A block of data
◇ ◇ ◇ ◇ ◇ ◇ ◇
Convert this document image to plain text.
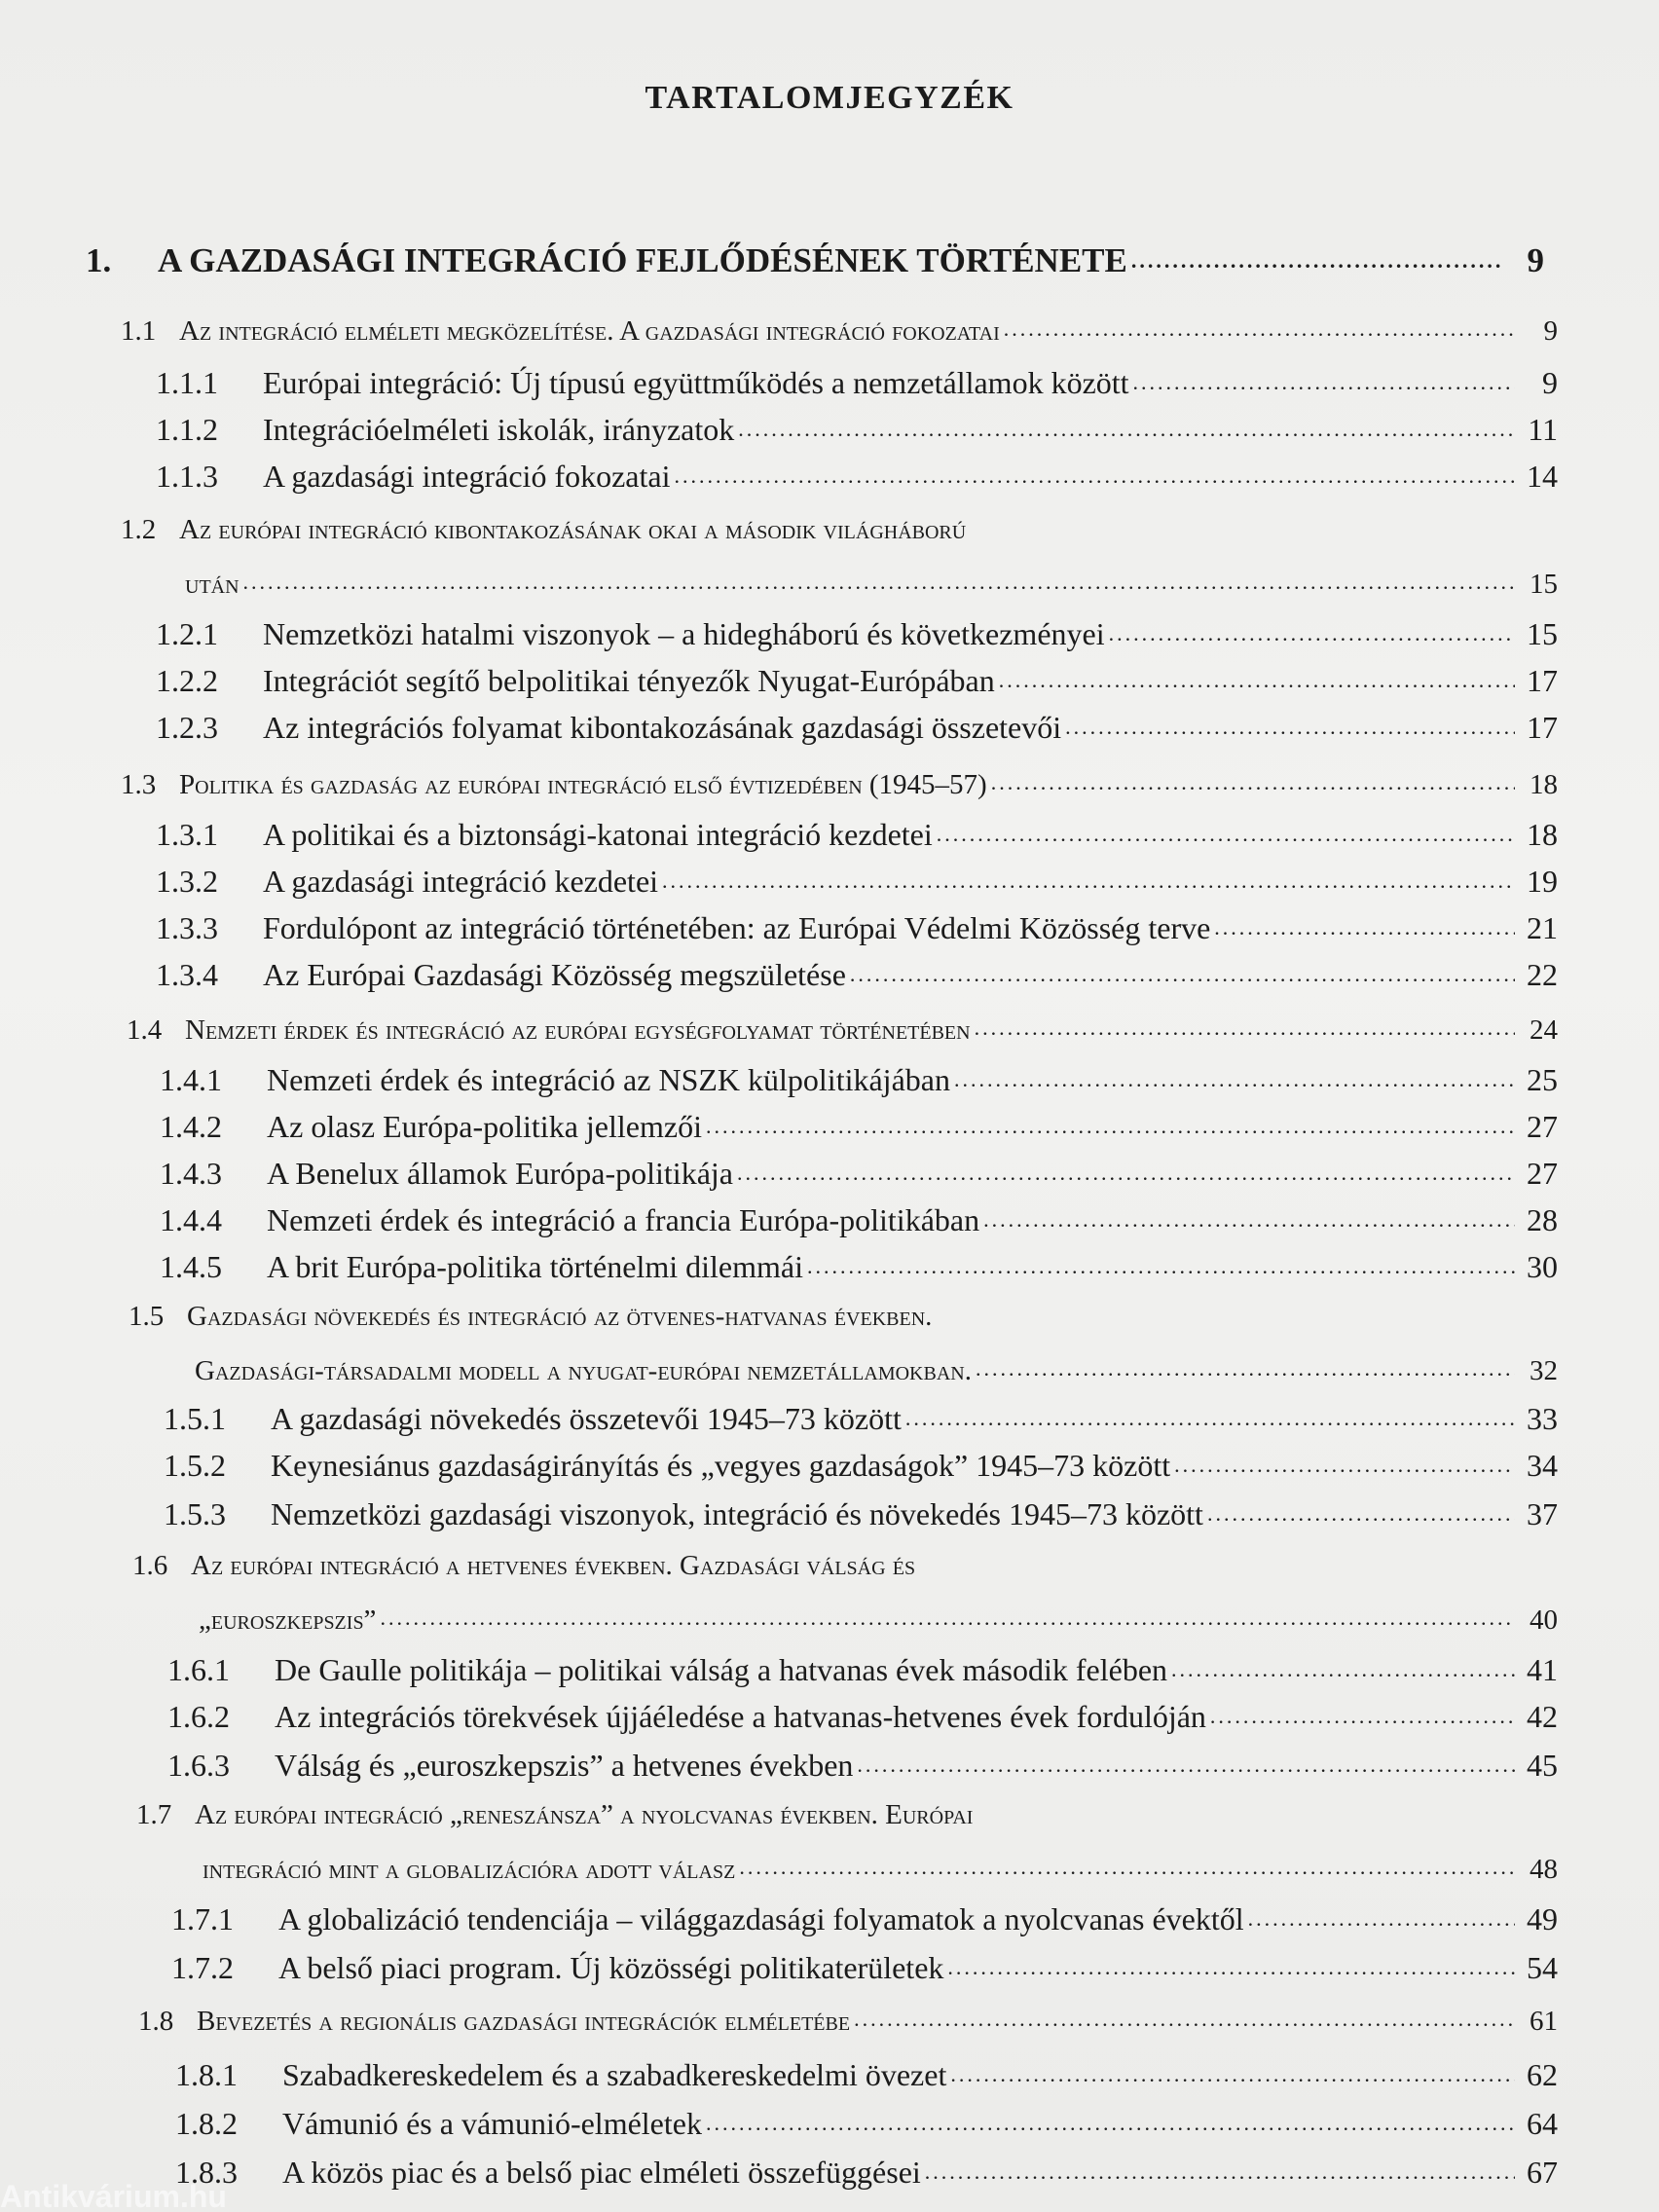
TARTALOMJEGYZÉK
1.	A GAZDASÁGI INTEGRÁCIÓ FEJLŐDÉSÉNEK TÖRTÉNETE .....	9
1.1 Az integráció elméleti megközelítése. A gazdasági integráció fokozatai .....	9
1.1.1	Európai integráció: Új típusú együttműködés a nemzetállamok között .....	9
1.1.2	Integrációelméleti iskolák, irányzatok .....	11
1.1.3	A gazdasági integráció fokozatai .....	14
1.2 Az európai integráció kibontakozásának okai a második világháború
után .....	15
1.2.1	Nemzetközi hatalmi viszonyok – a hidegháború és következményei .....	15
1.2.2	Integrációt segítő belpolitikai tényezők Nyugat-Európában .....	17
1.2.3	Az integrációs folyamat kibontakozásának gazdasági összetevői .....	17
1.3 Politika és gazdaság az európai integráció első évtizedében (1945–57) .....	18
1.3.1	A politikai és a biztonsági-katonai integráció kezdetei .....	18
1.3.2	A gazdasági integráció kezdetei .....	19
1.3.3	Fordulópont az integráció történetében: az Európai Védelmi Közösség terve .....	21
1.3.4	Az Európai Gazdasági Közösség megszületése .....	22
1.4 Nemzeti érdek és integráció az európai egységfolyamat történetében .....	24
1.4.1	Nemzeti érdek és integráció az NSZK külpolitikájában .....	25
1.4.2	Az olasz Európa-politika jellemzői .....	27
1.4.3	A Benelux államok Európa-politikája .....	27
1.4.4	Nemzeti érdek és integráció a francia Európa-politikában .....	28
1.4.5	A brit Európa-politika történelmi dilemmái .....	30
1.5 Gazdasági növekedés és integráció az ötvenes-hatvanas években.
Gazdasági-társadalmi modell a nyugat-európai nemzetállamokban. .....	32
1.5.1	A gazdasági növekedés összetevői 1945–73 között .....	33
1.5.2	Keynesiánus gazdaságirányítás és „vegyes gazdaságok” 1945–73 között .....	34
1.5.3	Nemzetközi gazdasági viszonyok, integráció és növekedés 1945–73 között .....	37
1.6 Az európai integráció a hetvenes években. Gazdasági válság és
„euroszkepszis” .....	40
1.6.1	De Gaulle politikája – politikai válság a hatvanas évek második felében .....	41
1.6.2	Az integrációs törekvések újjáéledése a hatvanas-hetvenes évek fordulóján .....	42
1.6.3	Válság és „euroszkepszis” a hetvenes években .....	45
1.7 Az európai integráció „reneszánsza” a nyolcvanas években. Európai
integráció mint a globalizációra adott válasz .....	48
1.7.1	A globalizáció tendenciája – világgazdasági folyamatok a nyolcvanas évektől .....	49
1.7.2	A belső piaci program. Új közösségi politikaterületek .....	54
1.8 Bevezetés a regionális gazdasági integrációk elméletébe .....	61
1.8.1	Szabadkereskedelem és a szabadkereskedelmi övezet .....	62
1.8.2	Vámunió és a vámunió-elméletek .....	64
1.8.3	A közös piac és a belső piac elméleti összefüggései .....	67
Antikvárium.hu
◇ ◇ ◇ ◇ ◇ ◇ ◇
Task to complete. Nothing in the entries above should change when they are printed again, except that the pictures are dropped.

Complete answer.
Convert this document image to plain text.
TARTALOMJEGYZÉK
1.	A GAZDASÁGI INTEGRÁCIÓ FEJLŐDÉSÉNEK TÖRTÉNETE .....	9
1.1 Az integráció elméleti megközelítése. A gazdasági integráció fokozatai .....	9
1.1.1	Európai integráció: Új típusú együttműködés a nemzetállamok között .....	9
1.1.2	Integrációelméleti iskolák, irányzatok .....	11
1.1.3	A gazdasági integráció fokozatai .....	14
1.2 Az európai integráció kibontakozásának okai a második világháború
után .....	15
1.2.1	Nemzetközi hatalmi viszonyok – a hidegháború és következményei .....	15
1.2.2	Integrációt segítő belpolitikai tényezők Nyugat-Európában .....	17
1.2.3	Az integrációs folyamat kibontakozásának gazdasági összetevői .....	17
1.3 Politika és gazdaság az európai integráció első évtizedében (1945–57) .....	18
1.3.1	A politikai és a biztonsági-katonai integráció kezdetei .....	18
1.3.2	A gazdasági integráció kezdetei .....	19
1.3.3	Fordulópont az integráció történetében: az Európai Védelmi Közösség terve .....	21
1.3.4	Az Európai Gazdasági Közösség megszületése .....	22
1.4 Nemzeti érdek és integráció az európai egységfolyamat történetében .....	24
1.4.1	Nemzeti érdek és integráció az NSZK külpolitikájában .....	25
1.4.2	Az olasz Európa-politika jellemzői .....	27
1.4.3	A Benelux államok Európa-politikája .....	27
1.4.4	Nemzeti érdek és integráció a francia Európa-politikában .....	28
1.4.5	A brit Európa-politika történelmi dilemmái .....	30
1.5 Gazdasági növekedés és integráció az ötvenes-hatvanas években.
Gazdasági-társadalmi modell a nyugat-európai nemzetállamokban. .....	32
1.5.1	A gazdasági növekedés összetevői 1945–73 között .....	33
1.5.2	Keynesiánus gazdaságirányítás és „vegyes gazdaságok” 1945–73 között .....	34
1.5.3	Nemzetközi gazdasági viszonyok, integráció és növekedés 1945–73 között .....	37
1.6 Az európai integráció a hetvenes években. Gazdasági válság és
„euroszkepszis” .....	40
1.6.1	De Gaulle politikája – politikai válság a hatvanas évek második felében .....	41
1.6.2	Az integrációs törekvések újjáéledése a hatvanas-hetvenes évek fordulóján .....	42
1.6.3	Válság és „euroszkepszis” a hetvenes években .....	45
1.7 Az európai integráció „reneszánsza” a nyolcvanas években. Európai
integráció mint a globalizációra adott válasz .....	48
1.7.1	A globalizáció tendenciája – világgazdasági folyamatok a nyolcvanas évektől .....	49
1.7.2	A belső piaci program. Új közösségi politikaterületek .....	54
1.8 Bevezetés a regionális gazdasági integrációk elméletébe .....	61
1.8.1	Szabadkereskedelem és a szabadkereskedelmi övezet .....	62
1.8.2	Vámunió és a vámunió-elméletek .....	64
1.8.3	A közös piac és a belső piac elméleti összefüggései .....	67
Antikvárium.hu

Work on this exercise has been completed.